▸ **WHAT NEEDS TO BE DONE**
Reproduce each line bearing the word "view".

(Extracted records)
* begin *

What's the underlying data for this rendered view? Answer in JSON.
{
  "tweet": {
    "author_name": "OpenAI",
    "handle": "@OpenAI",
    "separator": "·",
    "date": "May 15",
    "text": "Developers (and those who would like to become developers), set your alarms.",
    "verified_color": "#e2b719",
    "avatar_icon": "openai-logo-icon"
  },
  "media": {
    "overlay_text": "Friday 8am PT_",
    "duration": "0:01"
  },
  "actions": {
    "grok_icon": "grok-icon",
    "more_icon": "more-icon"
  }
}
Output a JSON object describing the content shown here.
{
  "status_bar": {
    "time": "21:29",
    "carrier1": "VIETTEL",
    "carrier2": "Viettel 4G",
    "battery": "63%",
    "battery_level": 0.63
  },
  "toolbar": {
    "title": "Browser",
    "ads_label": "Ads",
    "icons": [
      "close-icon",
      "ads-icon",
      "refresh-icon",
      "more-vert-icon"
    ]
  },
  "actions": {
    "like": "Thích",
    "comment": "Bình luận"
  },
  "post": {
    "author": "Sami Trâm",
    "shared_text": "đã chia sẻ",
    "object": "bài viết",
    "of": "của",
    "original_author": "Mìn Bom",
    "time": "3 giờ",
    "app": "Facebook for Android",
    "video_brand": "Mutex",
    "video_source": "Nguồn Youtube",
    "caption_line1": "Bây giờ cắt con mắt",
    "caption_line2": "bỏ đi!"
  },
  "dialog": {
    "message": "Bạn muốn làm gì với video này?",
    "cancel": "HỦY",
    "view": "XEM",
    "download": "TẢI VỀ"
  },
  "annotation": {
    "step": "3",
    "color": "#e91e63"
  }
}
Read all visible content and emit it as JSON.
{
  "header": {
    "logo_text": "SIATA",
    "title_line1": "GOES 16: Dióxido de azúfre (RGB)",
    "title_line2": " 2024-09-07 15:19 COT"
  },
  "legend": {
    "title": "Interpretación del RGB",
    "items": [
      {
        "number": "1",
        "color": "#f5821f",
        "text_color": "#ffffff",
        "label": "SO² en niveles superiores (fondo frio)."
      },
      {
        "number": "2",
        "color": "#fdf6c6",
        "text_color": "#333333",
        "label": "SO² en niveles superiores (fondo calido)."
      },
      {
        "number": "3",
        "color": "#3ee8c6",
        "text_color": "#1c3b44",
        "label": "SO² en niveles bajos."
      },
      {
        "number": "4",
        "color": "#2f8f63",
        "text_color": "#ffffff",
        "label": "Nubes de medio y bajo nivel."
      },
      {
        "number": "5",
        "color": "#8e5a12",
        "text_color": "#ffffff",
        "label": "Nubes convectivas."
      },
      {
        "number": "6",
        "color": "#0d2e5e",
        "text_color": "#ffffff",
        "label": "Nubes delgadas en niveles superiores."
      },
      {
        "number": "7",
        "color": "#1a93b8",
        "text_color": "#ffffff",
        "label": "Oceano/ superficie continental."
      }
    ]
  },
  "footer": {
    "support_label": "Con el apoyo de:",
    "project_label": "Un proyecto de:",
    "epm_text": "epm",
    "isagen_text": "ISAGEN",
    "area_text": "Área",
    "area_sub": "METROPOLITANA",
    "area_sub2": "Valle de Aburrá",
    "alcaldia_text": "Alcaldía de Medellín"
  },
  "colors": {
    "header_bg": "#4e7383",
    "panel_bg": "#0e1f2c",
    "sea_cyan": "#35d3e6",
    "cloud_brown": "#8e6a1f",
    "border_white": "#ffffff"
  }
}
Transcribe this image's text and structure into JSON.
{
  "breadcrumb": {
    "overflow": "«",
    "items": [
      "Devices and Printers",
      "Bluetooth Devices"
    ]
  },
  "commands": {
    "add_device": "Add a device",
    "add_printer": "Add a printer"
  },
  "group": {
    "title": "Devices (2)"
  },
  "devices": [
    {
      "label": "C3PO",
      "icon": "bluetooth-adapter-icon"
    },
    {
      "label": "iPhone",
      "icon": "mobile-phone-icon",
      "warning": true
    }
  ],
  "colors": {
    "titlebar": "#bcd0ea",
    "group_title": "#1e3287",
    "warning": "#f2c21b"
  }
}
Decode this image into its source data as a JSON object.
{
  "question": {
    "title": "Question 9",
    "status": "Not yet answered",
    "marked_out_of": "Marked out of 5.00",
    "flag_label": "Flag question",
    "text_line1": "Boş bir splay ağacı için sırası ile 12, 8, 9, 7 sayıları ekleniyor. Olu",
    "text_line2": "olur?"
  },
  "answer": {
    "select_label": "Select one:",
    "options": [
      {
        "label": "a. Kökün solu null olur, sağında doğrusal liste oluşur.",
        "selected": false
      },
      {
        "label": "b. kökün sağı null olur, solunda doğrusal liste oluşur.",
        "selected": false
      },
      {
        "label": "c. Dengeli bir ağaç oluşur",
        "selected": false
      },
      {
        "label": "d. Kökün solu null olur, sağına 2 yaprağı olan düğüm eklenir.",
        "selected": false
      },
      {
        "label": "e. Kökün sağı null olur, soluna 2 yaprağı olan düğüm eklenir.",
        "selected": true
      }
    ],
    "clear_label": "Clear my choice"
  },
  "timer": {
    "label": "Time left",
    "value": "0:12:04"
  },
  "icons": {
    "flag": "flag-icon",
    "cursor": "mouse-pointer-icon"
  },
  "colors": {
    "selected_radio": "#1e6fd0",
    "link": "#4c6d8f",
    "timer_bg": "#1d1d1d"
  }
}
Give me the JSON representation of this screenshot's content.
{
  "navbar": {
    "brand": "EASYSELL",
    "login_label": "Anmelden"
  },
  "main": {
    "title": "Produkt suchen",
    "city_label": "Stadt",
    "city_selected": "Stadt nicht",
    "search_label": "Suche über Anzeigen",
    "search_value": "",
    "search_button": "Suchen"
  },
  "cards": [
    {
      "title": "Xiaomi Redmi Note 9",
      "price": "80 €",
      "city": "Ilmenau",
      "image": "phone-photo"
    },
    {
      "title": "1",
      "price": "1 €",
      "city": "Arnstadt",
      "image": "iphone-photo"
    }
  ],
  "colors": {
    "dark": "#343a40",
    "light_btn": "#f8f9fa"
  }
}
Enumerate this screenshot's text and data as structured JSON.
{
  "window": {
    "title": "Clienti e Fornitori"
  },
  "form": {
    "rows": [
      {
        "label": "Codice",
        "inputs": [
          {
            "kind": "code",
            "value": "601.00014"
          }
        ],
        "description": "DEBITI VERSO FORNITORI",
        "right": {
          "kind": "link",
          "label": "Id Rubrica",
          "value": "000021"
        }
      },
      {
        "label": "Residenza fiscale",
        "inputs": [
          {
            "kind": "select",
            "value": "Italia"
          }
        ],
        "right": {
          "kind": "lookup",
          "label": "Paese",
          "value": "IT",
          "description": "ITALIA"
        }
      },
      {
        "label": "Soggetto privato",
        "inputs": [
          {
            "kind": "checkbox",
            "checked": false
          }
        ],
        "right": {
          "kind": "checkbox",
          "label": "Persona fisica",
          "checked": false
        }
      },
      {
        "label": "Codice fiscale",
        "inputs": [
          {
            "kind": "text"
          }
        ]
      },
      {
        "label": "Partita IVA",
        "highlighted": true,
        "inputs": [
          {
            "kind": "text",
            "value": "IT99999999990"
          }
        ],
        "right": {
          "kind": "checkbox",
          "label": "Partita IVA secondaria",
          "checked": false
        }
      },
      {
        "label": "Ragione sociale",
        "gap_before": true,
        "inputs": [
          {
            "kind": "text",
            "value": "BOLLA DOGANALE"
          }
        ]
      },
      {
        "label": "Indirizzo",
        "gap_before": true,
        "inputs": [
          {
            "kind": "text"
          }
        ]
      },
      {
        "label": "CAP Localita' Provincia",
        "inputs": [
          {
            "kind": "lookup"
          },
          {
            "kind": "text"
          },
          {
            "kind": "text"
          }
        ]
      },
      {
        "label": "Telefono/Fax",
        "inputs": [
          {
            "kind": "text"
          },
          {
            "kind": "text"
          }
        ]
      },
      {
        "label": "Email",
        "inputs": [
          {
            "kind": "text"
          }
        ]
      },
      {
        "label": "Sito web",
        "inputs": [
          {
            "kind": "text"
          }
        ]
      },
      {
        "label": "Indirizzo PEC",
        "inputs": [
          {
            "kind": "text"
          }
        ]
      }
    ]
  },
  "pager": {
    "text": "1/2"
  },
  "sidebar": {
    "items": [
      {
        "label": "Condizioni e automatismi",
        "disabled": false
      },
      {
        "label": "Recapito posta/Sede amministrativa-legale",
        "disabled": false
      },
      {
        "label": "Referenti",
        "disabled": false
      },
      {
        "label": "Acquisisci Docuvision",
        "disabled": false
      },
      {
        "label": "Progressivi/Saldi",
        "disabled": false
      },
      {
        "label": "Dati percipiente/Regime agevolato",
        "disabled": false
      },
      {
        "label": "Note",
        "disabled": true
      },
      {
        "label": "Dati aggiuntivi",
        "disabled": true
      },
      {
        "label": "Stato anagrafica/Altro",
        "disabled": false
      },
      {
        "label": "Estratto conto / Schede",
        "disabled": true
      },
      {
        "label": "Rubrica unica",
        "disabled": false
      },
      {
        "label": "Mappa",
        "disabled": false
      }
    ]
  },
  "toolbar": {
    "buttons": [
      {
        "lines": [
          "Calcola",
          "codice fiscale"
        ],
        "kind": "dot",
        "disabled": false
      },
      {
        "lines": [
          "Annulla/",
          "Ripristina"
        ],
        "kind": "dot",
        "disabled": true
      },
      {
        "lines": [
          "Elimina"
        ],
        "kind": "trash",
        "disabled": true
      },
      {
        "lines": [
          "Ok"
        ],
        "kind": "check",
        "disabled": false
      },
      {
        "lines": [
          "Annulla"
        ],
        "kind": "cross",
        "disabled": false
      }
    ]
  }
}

* end *

▸ **RESPONSE TO THE TASK**
What's the underlying data for this rendered view? Answer in JSON.
    "view": "XEM",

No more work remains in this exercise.